## Given problem
Filter this material down to the lines that hold "does", copying each one.
───── Material provided ─────
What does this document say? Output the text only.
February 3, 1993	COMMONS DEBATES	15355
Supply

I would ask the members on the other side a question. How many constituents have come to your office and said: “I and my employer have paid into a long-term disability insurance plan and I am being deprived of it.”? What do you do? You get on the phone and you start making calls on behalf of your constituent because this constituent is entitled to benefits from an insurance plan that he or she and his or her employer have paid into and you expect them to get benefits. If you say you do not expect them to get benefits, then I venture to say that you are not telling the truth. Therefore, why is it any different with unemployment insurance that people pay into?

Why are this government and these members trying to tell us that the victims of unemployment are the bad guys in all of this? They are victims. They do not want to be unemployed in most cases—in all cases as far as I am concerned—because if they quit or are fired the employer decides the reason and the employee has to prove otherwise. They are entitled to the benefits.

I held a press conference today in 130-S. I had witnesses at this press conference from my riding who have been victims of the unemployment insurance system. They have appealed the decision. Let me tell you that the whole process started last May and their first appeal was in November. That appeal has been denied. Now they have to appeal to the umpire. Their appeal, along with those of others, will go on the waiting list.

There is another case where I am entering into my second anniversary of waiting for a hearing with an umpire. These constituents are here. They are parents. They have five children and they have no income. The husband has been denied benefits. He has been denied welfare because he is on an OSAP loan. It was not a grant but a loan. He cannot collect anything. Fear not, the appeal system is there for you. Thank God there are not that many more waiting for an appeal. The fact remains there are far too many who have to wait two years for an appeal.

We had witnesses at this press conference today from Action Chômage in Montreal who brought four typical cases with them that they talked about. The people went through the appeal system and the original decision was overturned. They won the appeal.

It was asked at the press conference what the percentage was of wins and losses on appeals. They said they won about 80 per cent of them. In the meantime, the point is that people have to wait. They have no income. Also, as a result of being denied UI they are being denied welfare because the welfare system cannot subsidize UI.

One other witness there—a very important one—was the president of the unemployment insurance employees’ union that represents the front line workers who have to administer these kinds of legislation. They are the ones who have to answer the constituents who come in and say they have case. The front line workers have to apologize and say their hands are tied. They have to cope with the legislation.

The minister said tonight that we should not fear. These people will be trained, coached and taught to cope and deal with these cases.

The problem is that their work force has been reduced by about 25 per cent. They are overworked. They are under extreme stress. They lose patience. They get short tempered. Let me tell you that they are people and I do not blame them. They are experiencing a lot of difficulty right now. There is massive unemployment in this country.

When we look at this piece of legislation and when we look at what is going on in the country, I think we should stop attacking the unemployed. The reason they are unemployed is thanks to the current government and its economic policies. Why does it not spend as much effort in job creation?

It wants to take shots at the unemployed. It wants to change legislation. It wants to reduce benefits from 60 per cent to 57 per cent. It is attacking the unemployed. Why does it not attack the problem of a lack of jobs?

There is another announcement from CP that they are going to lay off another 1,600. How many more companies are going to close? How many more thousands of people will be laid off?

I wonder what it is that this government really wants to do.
─────
## Response to the task
What does this document say? Output the text only.
When we look at this piece of legislation and when we look at what is going on in the country, I think we should stop attacking the unemployed. The reason they are unemployed is thanks to the current government and its economic policies. Why does it not spend as much effort in job creation?
It wants to take shots at the unemployed. It wants to change legislation. It wants to reduce benefits from 60 per cent to 57 per cent. It is attacking the unemployed. Why does it not attack the problem of a lack of jobs?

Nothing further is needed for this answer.